Provided information:
--- start ---
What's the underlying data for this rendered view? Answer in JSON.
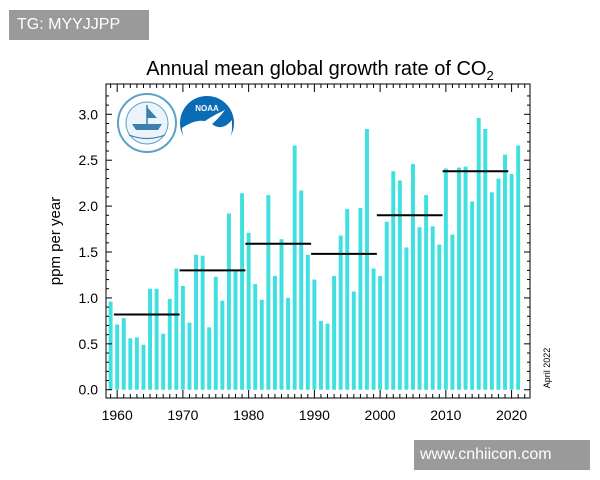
{
  "overlay": {
    "tag_text": "TG: MYYJJPP",
    "site_text": "www.cnhiicon.com"
  },
  "logos": {
    "noaa_text": "NOAA",
    "seal_icon": "commerce-seal-icon",
    "noaa_icon": "noaa-logo-icon"
  },
  "chart_data": {
    "type": "bar",
    "title": "Annual mean global growth rate of CO",
    "title_subscript": "2",
    "xlabel": "",
    "ylabel": "ppm per year",
    "note": "April 2022",
    "ylim": [
      -0.09,
      3.33
    ],
    "xlim": [
      1958.3,
      2022.8
    ],
    "yticks": [
      0.0,
      0.5,
      1.0,
      1.5,
      2.0,
      2.5,
      3.0
    ],
    "ytick_labels": [
      "0.0",
      "0.5",
      "1.0",
      "1.5",
      "2.0",
      "2.5",
      "3.0"
    ],
    "xticks": [
      1960,
      1970,
      1980,
      1990,
      2000,
      2010,
      2020
    ],
    "xtick_labels": [
      "1960",
      "1970",
      "1980",
      "1990",
      "2000",
      "2010",
      "2020"
    ],
    "bar_color": "#40e0e0",
    "x": [
      1959,
      1960,
      1961,
      1962,
      1963,
      1964,
      1965,
      1966,
      1967,
      1968,
      1969,
      1970,
      1971,
      1972,
      1973,
      1974,
      1975,
      1976,
      1977,
      1978,
      1979,
      1980,
      1981,
      1982,
      1983,
      1984,
      1985,
      1986,
      1987,
      1988,
      1989,
      1990,
      1991,
      1992,
      1993,
      1994,
      1995,
      1996,
      1997,
      1998,
      1999,
      2000,
      2001,
      2002,
      2003,
      2004,
      2005,
      2006,
      2007,
      2008,
      2009,
      2010,
      2011,
      2012,
      2013,
      2014,
      2015,
      2016,
      2017,
      2018,
      2019,
      2020,
      2021
    ],
    "values": [
      0.96,
      0.71,
      0.78,
      0.56,
      0.57,
      0.49,
      1.1,
      1.1,
      0.61,
      0.99,
      1.32,
      1.13,
      0.73,
      1.47,
      1.46,
      0.68,
      1.23,
      0.97,
      1.92,
      1.29,
      2.14,
      1.71,
      1.15,
      0.98,
      2.12,
      1.24,
      1.64,
      1.0,
      2.66,
      2.17,
      1.47,
      1.2,
      0.75,
      0.72,
      1.24,
      1.68,
      1.97,
      1.07,
      1.98,
      2.84,
      1.32,
      1.24,
      1.83,
      2.38,
      2.28,
      1.55,
      2.46,
      1.77,
      2.12,
      1.78,
      1.58,
      2.41,
      1.69,
      2.42,
      2.43,
      2.05,
      2.96,
      2.84,
      2.15,
      2.3,
      2.56,
      2.35,
      2.66
    ],
    "decade_means": [
      {
        "x_start": 1959.5,
        "x_end": 1969.5,
        "value": 0.82
      },
      {
        "x_start": 1969.5,
        "x_end": 1979.5,
        "value": 1.3
      },
      {
        "x_start": 1979.5,
        "x_end": 1989.5,
        "value": 1.59
      },
      {
        "x_start": 1989.5,
        "x_end": 1999.5,
        "value": 1.48
      },
      {
        "x_start": 1999.5,
        "x_end": 2009.5,
        "value": 1.9
      },
      {
        "x_start": 2009.5,
        "x_end": 2019.5,
        "value": 2.38
      }
    ],
    "grid": false
  }
}
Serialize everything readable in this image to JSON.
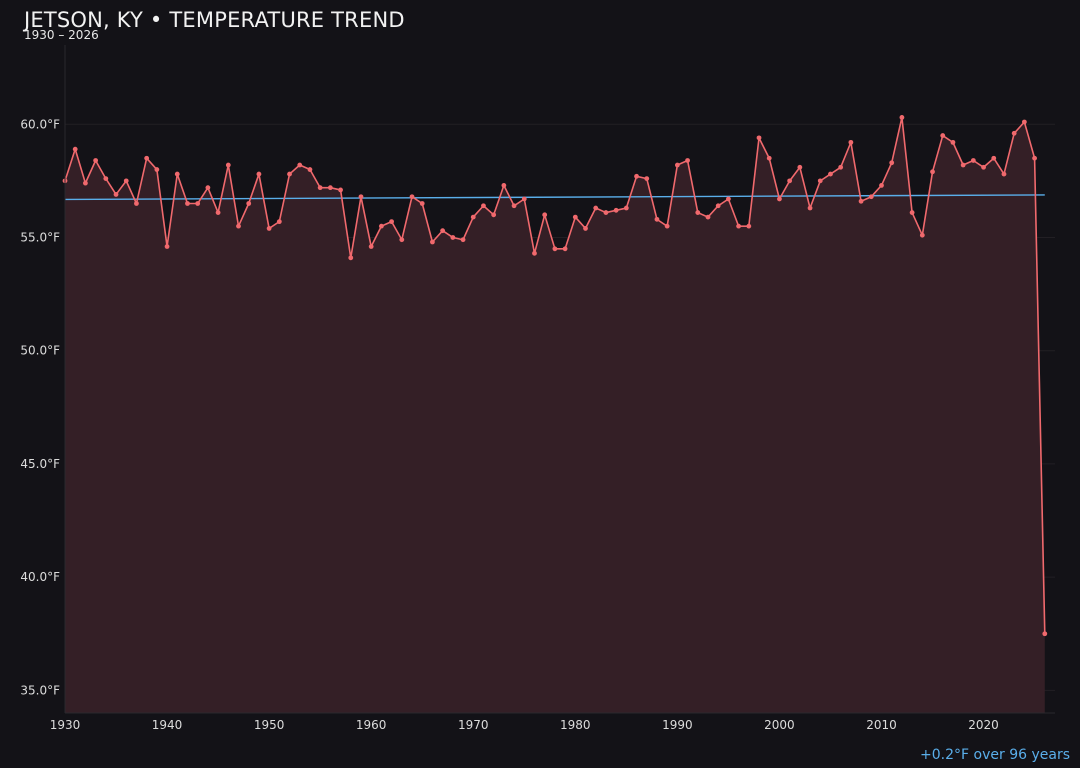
{
  "header": {
    "title": "JETSON, KY • TEMPERATURE TREND",
    "subtitle": "1930 – 2026"
  },
  "footer": {
    "trend_note": "+0.2°F over 96 years"
  },
  "colors": {
    "background": "#131217",
    "series_line": "#f0696d",
    "area_fill": "#341f26",
    "trend_line": "#5aaeea",
    "grid": "#221f24",
    "tick_text": "#dcdcdc"
  },
  "chart_data": {
    "type": "line",
    "title": "JETSON, KY • TEMPERATURE TREND",
    "subtitle": "1930 – 2026",
    "xlabel": "",
    "ylabel": "",
    "xlim": [
      1930,
      2027
    ],
    "ylim": [
      34.0,
      63.5
    ],
    "x_ticks": [
      1930,
      1940,
      1950,
      1960,
      1970,
      1980,
      1990,
      2000,
      2010,
      2020
    ],
    "y_ticks": [
      35,
      40,
      45,
      50,
      55,
      60
    ],
    "y_tick_labels": [
      "35.0°F",
      "40.0°F",
      "45.0°F",
      "50.0°F",
      "55.0°F",
      "60.0°F"
    ],
    "grid": "horizontal",
    "area_fill": true,
    "x": [
      1930,
      1931,
      1932,
      1933,
      1934,
      1935,
      1936,
      1937,
      1938,
      1939,
      1940,
      1941,
      1942,
      1943,
      1944,
      1945,
      1946,
      1947,
      1948,
      1949,
      1950,
      1951,
      1952,
      1953,
      1954,
      1955,
      1956,
      1957,
      1958,
      1959,
      1960,
      1961,
      1962,
      1963,
      1964,
      1965,
      1966,
      1967,
      1968,
      1969,
      1970,
      1971,
      1972,
      1973,
      1974,
      1975,
      1976,
      1977,
      1978,
      1979,
      1980,
      1981,
      1982,
      1983,
      1984,
      1985,
      1986,
      1987,
      1988,
      1989,
      1990,
      1991,
      1992,
      1993,
      1994,
      1995,
      1996,
      1997,
      1998,
      1999,
      2000,
      2001,
      2002,
      2003,
      2004,
      2005,
      2006,
      2007,
      2008,
      2009,
      2010,
      2011,
      2012,
      2013,
      2014,
      2015,
      2016,
      2017,
      2018,
      2019,
      2020,
      2021,
      2022,
      2023,
      2024,
      2025,
      2026
    ],
    "series": [
      {
        "values": [
          57.5,
          58.9,
          57.4,
          58.4,
          57.6,
          56.9,
          57.5,
          56.5,
          58.5,
          58.0,
          54.6,
          57.8,
          56.5,
          56.5,
          57.2,
          56.1,
          58.2,
          55.5,
          56.5,
          57.8,
          55.4,
          55.7,
          57.8,
          58.2,
          58.0,
          57.2,
          57.2,
          57.1,
          54.1,
          56.8,
          54.6,
          55.5,
          55.7,
          54.9,
          56.8,
          56.5,
          54.8,
          55.3,
          55.0,
          54.9,
          55.9,
          56.4,
          56.0,
          57.3,
          56.4,
          56.7,
          54.3,
          56.0,
          54.5,
          54.5,
          55.9,
          55.4,
          56.3,
          56.1,
          56.2,
          56.3,
          57.7,
          57.6,
          55.8,
          55.5,
          58.2,
          58.4,
          56.1,
          55.9,
          56.4,
          56.7,
          55.5,
          55.5,
          59.4,
          58.5,
          56.7,
          57.5,
          58.1,
          56.3,
          57.5,
          57.8,
          58.1,
          59.2,
          56.6,
          56.8,
          57.3,
          58.3,
          60.3,
          56.1,
          55.1,
          57.9,
          59.5,
          59.2,
          58.2,
          58.4,
          58.1,
          58.5,
          57.8,
          59.6,
          60.1,
          58.5,
          37.5
        ]
      }
    ],
    "trend_line": {
      "start": [
        1930,
        56.68
      ],
      "end": [
        2026,
        56.88
      ]
    }
  }
}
--- end ---
Set problem: Give only the number of lines in the data that hold the word "subtitle".

Solution below: 2